> **What you should do**
Determine the number of lines in the listing below where the string "screenshot" occurs; answer with the number alone.

> **Extracted material**
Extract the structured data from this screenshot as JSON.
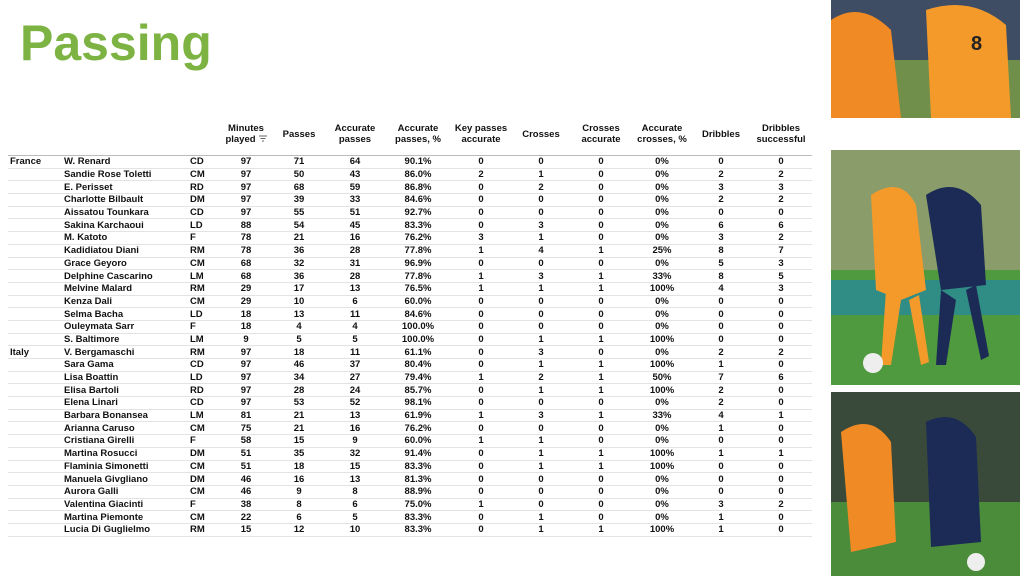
{
  "title": "Passing",
  "table": {
    "headers": [
      "Minutes played",
      "Passes",
      "Accurate passes",
      "Accurate passes, %",
      "Key passes accurate",
      "Crosses",
      "Crosses accurate",
      "Accurate crosses, %",
      "Dribbles",
      "Dribbles successful"
    ],
    "groups": [
      {
        "team": "France",
        "rows": [
          [
            "W. Renard",
            "CD",
            "97",
            "71",
            "64",
            "90.1%",
            "0",
            "0",
            "0",
            "0%",
            "0",
            "0"
          ],
          [
            "Sandie Rose Toletti",
            "CM",
            "97",
            "50",
            "43",
            "86.0%",
            "2",
            "1",
            "0",
            "0%",
            "2",
            "2"
          ],
          [
            "E. Perisset",
            "RD",
            "97",
            "68",
            "59",
            "86.8%",
            "0",
            "2",
            "0",
            "0%",
            "3",
            "3"
          ],
          [
            "Charlotte Bilbault",
            "DM",
            "97",
            "39",
            "33",
            "84.6%",
            "0",
            "0",
            "0",
            "0%",
            "2",
            "2"
          ],
          [
            "Aissatou Tounkara",
            "CD",
            "97",
            "55",
            "51",
            "92.7%",
            "0",
            "0",
            "0",
            "0%",
            "0",
            "0"
          ],
          [
            "Sakina Karchaoui",
            "LD",
            "88",
            "54",
            "45",
            "83.3%",
            "0",
            "3",
            "0",
            "0%",
            "6",
            "6"
          ],
          [
            "M. Katoto",
            "F",
            "78",
            "21",
            "16",
            "76.2%",
            "3",
            "1",
            "0",
            "0%",
            "3",
            "2"
          ],
          [
            "Kadidiatou Diani",
            "RM",
            "78",
            "36",
            "28",
            "77.8%",
            "1",
            "4",
            "1",
            "25%",
            "8",
            "7"
          ],
          [
            "Grace Geyoro",
            "CM",
            "68",
            "32",
            "31",
            "96.9%",
            "0",
            "0",
            "0",
            "0%",
            "5",
            "3"
          ],
          [
            "Delphine Cascarino",
            "LM",
            "68",
            "36",
            "28",
            "77.8%",
            "1",
            "3",
            "1",
            "33%",
            "8",
            "5"
          ],
          [
            "Melvine Malard",
            "RM",
            "29",
            "17",
            "13",
            "76.5%",
            "1",
            "1",
            "1",
            "100%",
            "4",
            "3"
          ],
          [
            "Kenza Dali",
            "CM",
            "29",
            "10",
            "6",
            "60.0%",
            "0",
            "0",
            "0",
            "0%",
            "0",
            "0"
          ],
          [
            "Selma Bacha",
            "LD",
            "18",
            "13",
            "11",
            "84.6%",
            "0",
            "0",
            "0",
            "0%",
            "0",
            "0"
          ],
          [
            "Ouleymata Sarr",
            "F",
            "18",
            "4",
            "4",
            "100.0%",
            "0",
            "0",
            "0",
            "0%",
            "0",
            "0"
          ],
          [
            "S. Baltimore",
            "LM",
            "9",
            "5",
            "5",
            "100.0%",
            "0",
            "1",
            "1",
            "100%",
            "0",
            "0"
          ]
        ]
      },
      {
        "team": "Italy",
        "rows": [
          [
            "V. Bergamaschi",
            "RM",
            "97",
            "18",
            "11",
            "61.1%",
            "0",
            "3",
            "0",
            "0%",
            "2",
            "2"
          ],
          [
            "Sara Gama",
            "CD",
            "97",
            "46",
            "37",
            "80.4%",
            "0",
            "1",
            "1",
            "100%",
            "1",
            "0"
          ],
          [
            "Lisa Boattin",
            "LD",
            "97",
            "34",
            "27",
            "79.4%",
            "1",
            "2",
            "1",
            "50%",
            "7",
            "6"
          ],
          [
            "Elisa Bartoli",
            "RD",
            "97",
            "28",
            "24",
            "85.7%",
            "0",
            "1",
            "1",
            "100%",
            "2",
            "0"
          ],
          [
            "Elena Linari",
            "CD",
            "97",
            "53",
            "52",
            "98.1%",
            "0",
            "0",
            "0",
            "0%",
            "2",
            "0"
          ],
          [
            "Barbara Bonansea",
            "LM",
            "81",
            "21",
            "13",
            "61.9%",
            "1",
            "3",
            "1",
            "33%",
            "4",
            "1"
          ],
          [
            "Arianna Caruso",
            "CM",
            "75",
            "21",
            "16",
            "76.2%",
            "0",
            "0",
            "0",
            "0%",
            "1",
            "0"
          ],
          [
            "Cristiana Girelli",
            "F",
            "58",
            "15",
            "9",
            "60.0%",
            "1",
            "1",
            "0",
            "0%",
            "0",
            "0"
          ],
          [
            "Martina Rosucci",
            "DM",
            "51",
            "35",
            "32",
            "91.4%",
            "0",
            "1",
            "1",
            "100%",
            "1",
            "1"
          ],
          [
            "Flaminia Simonetti",
            "CM",
            "51",
            "18",
            "15",
            "83.3%",
            "0",
            "1",
            "1",
            "100%",
            "0",
            "0"
          ],
          [
            "Manuela Givgliano",
            "DM",
            "46",
            "16",
            "13",
            "81.3%",
            "0",
            "0",
            "0",
            "0%",
            "0",
            "0"
          ],
          [
            "Aurora Galli",
            "CM",
            "46",
            "9",
            "8",
            "88.9%",
            "0",
            "0",
            "0",
            "0%",
            "0",
            "0"
          ],
          [
            "Valentina Giacinti",
            "F",
            "38",
            "8",
            "6",
            "75.0%",
            "1",
            "0",
            "0",
            "0%",
            "3",
            "2"
          ],
          [
            "Martina Piemonte",
            "CM",
            "22",
            "6",
            "5",
            "83.3%",
            "0",
            "1",
            "0",
            "0%",
            "1",
            "0"
          ],
          [
            "Lucia Di Guglielmo",
            "RM",
            "15",
            "12",
            "10",
            "83.3%",
            "0",
            "1",
            "1",
            "100%",
            "1",
            "0"
          ]
        ]
      }
    ]
  }
}
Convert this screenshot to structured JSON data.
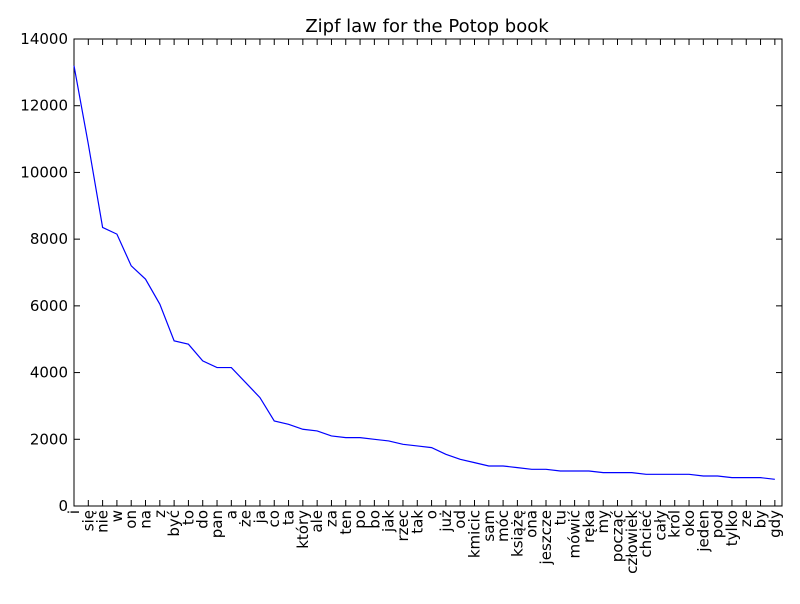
{
  "chart_data": {
    "type": "line",
    "title": "Zipf law for the Potop book",
    "xlabel": "",
    "ylabel": "",
    "ylim": [
      0,
      14000
    ],
    "yticks": [
      0,
      2000,
      4000,
      6000,
      8000,
      10000,
      12000,
      14000
    ],
    "grid": false,
    "line_color": "#0000ff",
    "categories": [
      "i",
      "się",
      "nie",
      "w",
      "on",
      "na",
      "z",
      "być",
      "to",
      "do",
      "pan",
      "a",
      "że",
      "ja",
      "co",
      "ta",
      "który",
      "ale",
      "za",
      "ten",
      "po",
      "bo",
      "jak",
      "rzec",
      "tak",
      "o",
      "już",
      "od",
      "kmicic",
      "sam",
      "móc",
      "książę",
      "ona",
      "jeszcze",
      "tu",
      "mówić",
      "ręka",
      "my",
      "począć",
      "człowiek",
      "chcieć",
      "cały",
      "król",
      "oko",
      "jeden",
      "pod",
      "tylko",
      "ze",
      "by",
      "gdy"
    ],
    "values": [
      13200,
      10850,
      8350,
      8150,
      7200,
      6800,
      6050,
      4950,
      4850,
      4350,
      4150,
      4150,
      3700,
      3250,
      2550,
      2450,
      2300,
      2250,
      2100,
      2050,
      2050,
      2000,
      1950,
      1850,
      1800,
      1750,
      1550,
      1400,
      1300,
      1200,
      1200,
      1150,
      1100,
      1100,
      1050,
      1050,
      1050,
      1000,
      1000,
      1000,
      950,
      950,
      950,
      950,
      900,
      900,
      850,
      850,
      850,
      800
    ]
  }
}
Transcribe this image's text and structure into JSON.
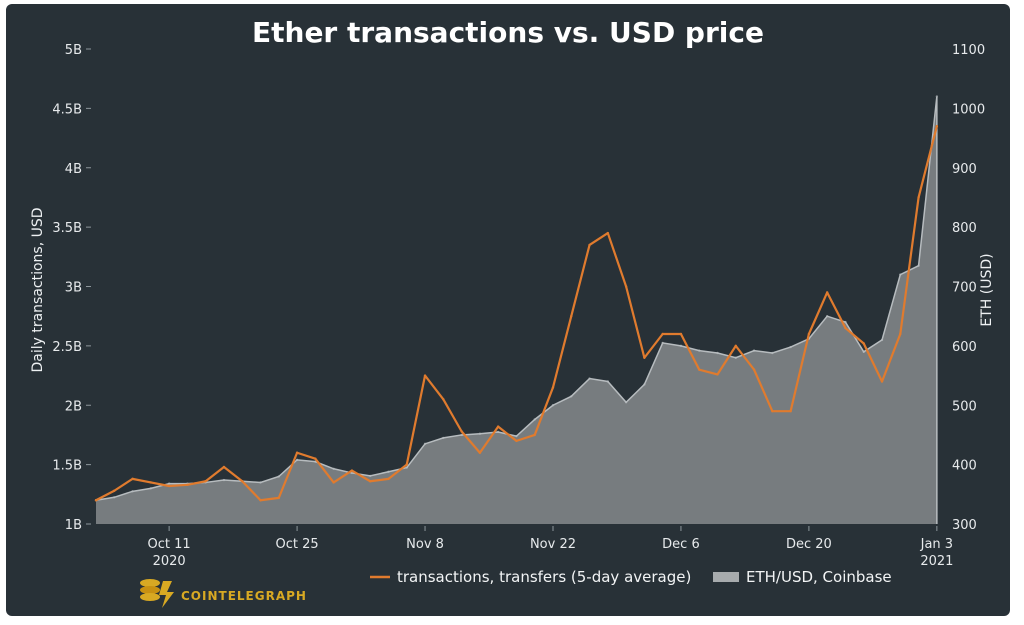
{
  "chart_data": {
    "type": "line",
    "title": "Ether transactions vs. USD price",
    "y_left_label": "Daily transactions, USD",
    "y_right_label": "ETH (USD)",
    "y_left_ticks": [
      "1B",
      "1.5B",
      "2B",
      "2.5B",
      "3B",
      "3.5B",
      "4B",
      "4.5B",
      "5B"
    ],
    "y_right_ticks": [
      "300",
      "400",
      "500",
      "600",
      "700",
      "800",
      "900",
      "1000",
      "1100"
    ],
    "ylim_left": [
      1.0,
      5.0
    ],
    "ylim_right": [
      300,
      1100
    ],
    "xlim": [
      "2020-10-03",
      "2021-01-04"
    ],
    "x_ticks": [
      {
        "date": "2020-10-11",
        "label": "Oct 11",
        "sub": "2020"
      },
      {
        "date": "2020-10-25",
        "label": "Oct 25",
        "sub": ""
      },
      {
        "date": "2020-11-08",
        "label": "Nov 8",
        "sub": ""
      },
      {
        "date": "2020-11-22",
        "label": "Nov 22",
        "sub": ""
      },
      {
        "date": "2020-12-06",
        "label": "Dec 6",
        "sub": ""
      },
      {
        "date": "2020-12-20",
        "label": "Dec 20",
        "sub": ""
      },
      {
        "date": "2021-01-03",
        "label": "Jan 3",
        "sub": "2021"
      }
    ],
    "grid": false,
    "legend_placement": "bottom-center",
    "series": [
      {
        "name": "transactions, transfers (5-day average)",
        "type": "line",
        "color": "#e07b2e",
        "x": [
          "2020-10-03",
          "2020-10-05",
          "2020-10-07",
          "2020-10-09",
          "2020-10-11",
          "2020-10-13",
          "2020-10-15",
          "2020-10-17",
          "2020-10-19",
          "2020-10-21",
          "2020-10-23",
          "2020-10-25",
          "2020-10-27",
          "2020-10-29",
          "2020-10-31",
          "2020-11-02",
          "2020-11-04",
          "2020-11-06",
          "2020-11-08",
          "2020-11-10",
          "2020-11-12",
          "2020-11-14",
          "2020-11-16",
          "2020-11-18",
          "2020-11-20",
          "2020-11-22",
          "2020-11-24",
          "2020-11-26",
          "2020-11-28",
          "2020-11-30",
          "2020-12-02",
          "2020-12-04",
          "2020-12-06",
          "2020-12-08",
          "2020-12-10",
          "2020-12-12",
          "2020-12-14",
          "2020-12-16",
          "2020-12-18",
          "2020-12-20",
          "2020-12-22",
          "2020-12-24",
          "2020-12-26",
          "2020-12-28",
          "2020-12-30",
          "2021-01-01",
          "2021-01-03"
        ],
        "values": [
          1.2,
          1.28,
          1.38,
          1.35,
          1.32,
          1.33,
          1.36,
          1.48,
          1.36,
          1.2,
          1.22,
          1.6,
          1.55,
          1.35,
          1.45,
          1.36,
          1.38,
          1.5,
          2.25,
          2.05,
          1.78,
          1.6,
          1.82,
          1.7,
          1.75,
          2.15,
          2.75,
          3.35,
          3.45,
          3.0,
          2.4,
          2.6,
          2.6,
          2.3,
          2.26,
          2.5,
          2.3,
          1.95,
          1.95,
          2.6,
          2.95,
          2.65,
          2.52,
          2.2,
          2.6,
          3.75,
          4.35
        ]
      },
      {
        "name": "ETH/USD, Coinbase",
        "type": "area",
        "color": "#a7abad",
        "x": [
          "2020-10-03",
          "2020-10-05",
          "2020-10-07",
          "2020-10-09",
          "2020-10-11",
          "2020-10-13",
          "2020-10-15",
          "2020-10-17",
          "2020-10-19",
          "2020-10-21",
          "2020-10-23",
          "2020-10-25",
          "2020-10-27",
          "2020-10-29",
          "2020-10-31",
          "2020-11-02",
          "2020-11-04",
          "2020-11-06",
          "2020-11-08",
          "2020-11-10",
          "2020-11-12",
          "2020-11-14",
          "2020-11-16",
          "2020-11-18",
          "2020-11-20",
          "2020-11-22",
          "2020-11-24",
          "2020-11-26",
          "2020-11-28",
          "2020-11-30",
          "2020-12-02",
          "2020-12-04",
          "2020-12-06",
          "2020-12-08",
          "2020-12-10",
          "2020-12-12",
          "2020-12-14",
          "2020-12-16",
          "2020-12-18",
          "2020-12-20",
          "2020-12-22",
          "2020-12-24",
          "2020-12-26",
          "2020-12-28",
          "2020-12-30",
          "2021-01-01",
          "2021-01-03"
        ],
        "values": [
          340,
          345,
          355,
          360,
          368,
          368,
          370,
          374,
          372,
          370,
          380,
          408,
          405,
          393,
          386,
          381,
          388,
          395,
          435,
          445,
          450,
          452,
          455,
          448,
          476,
          500,
          515,
          545,
          540,
          505,
          535,
          605,
          600,
          592,
          588,
          580,
          592,
          588,
          598,
          612,
          650,
          640,
          590,
          610,
          720,
          735,
          1020
        ]
      }
    ],
    "brand": "COINTELEGRAPH"
  }
}
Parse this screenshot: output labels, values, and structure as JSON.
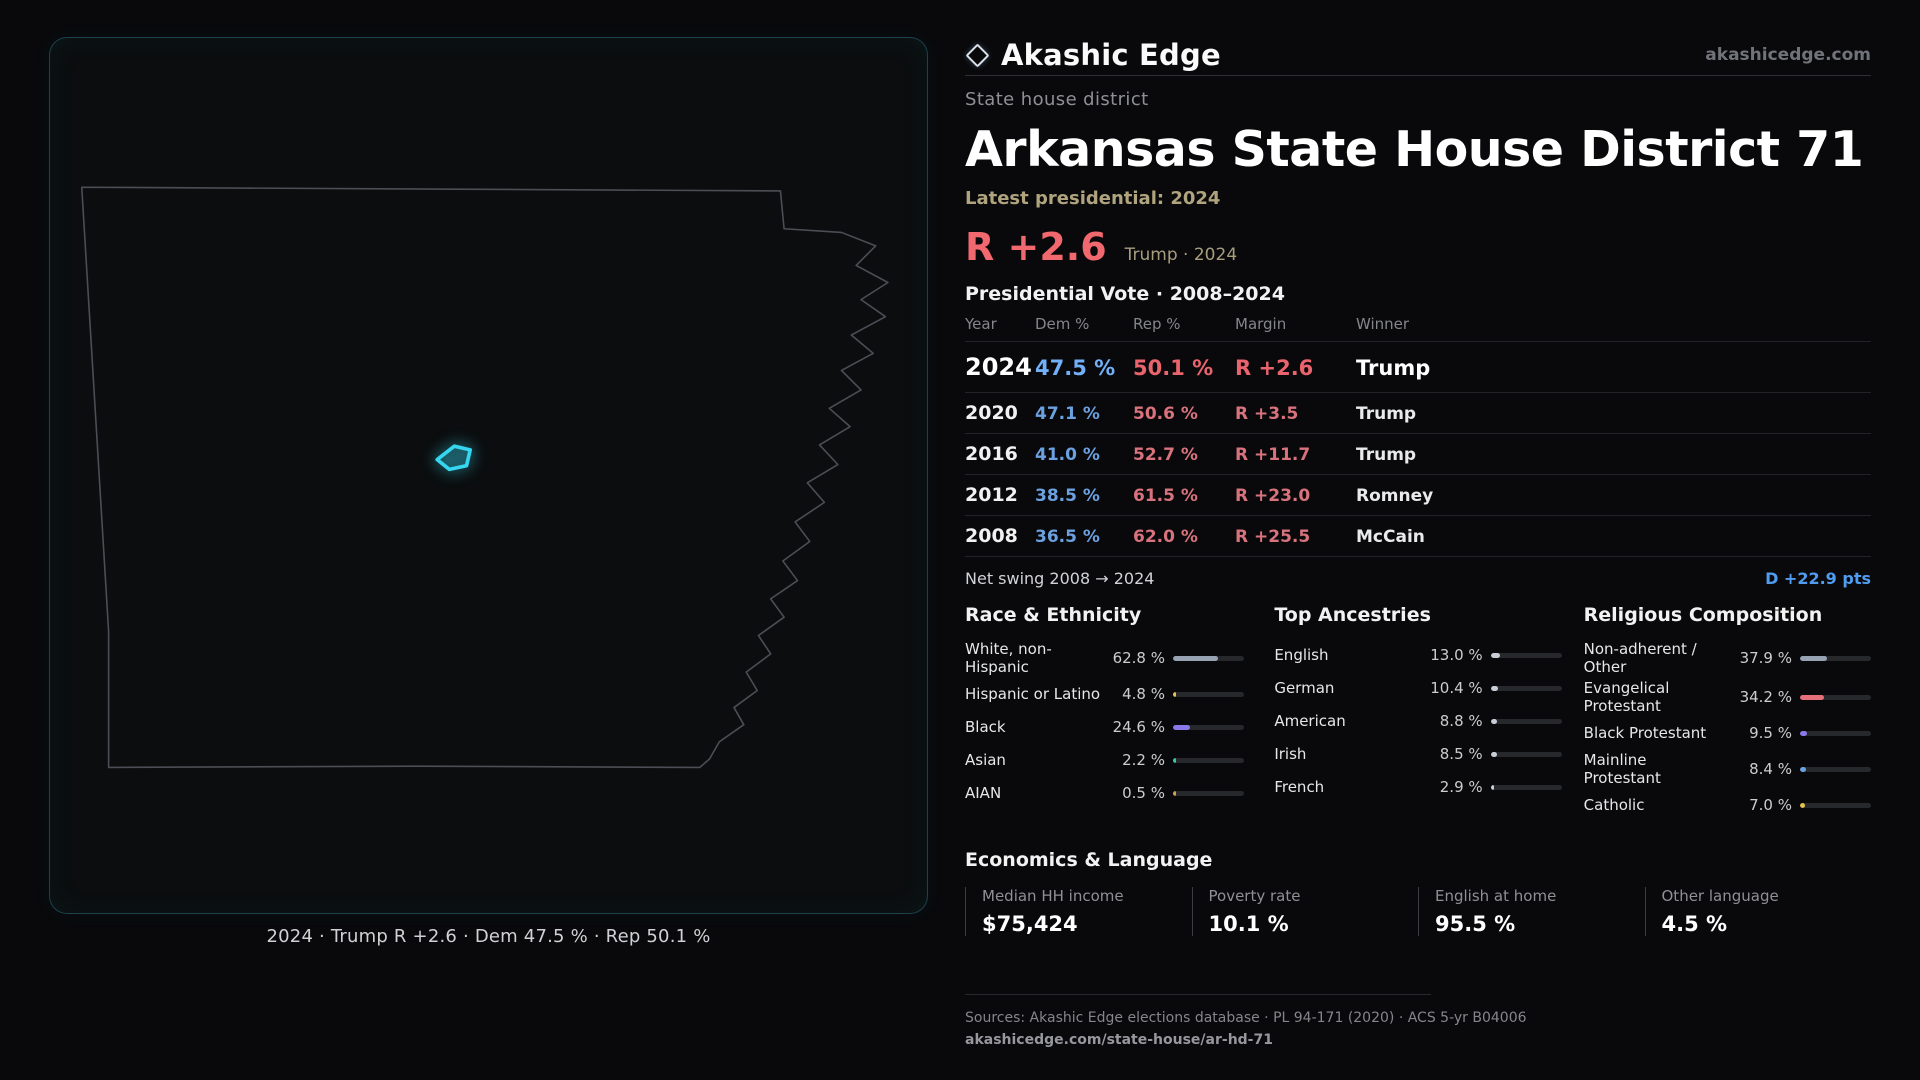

> **Response for this exercise**
3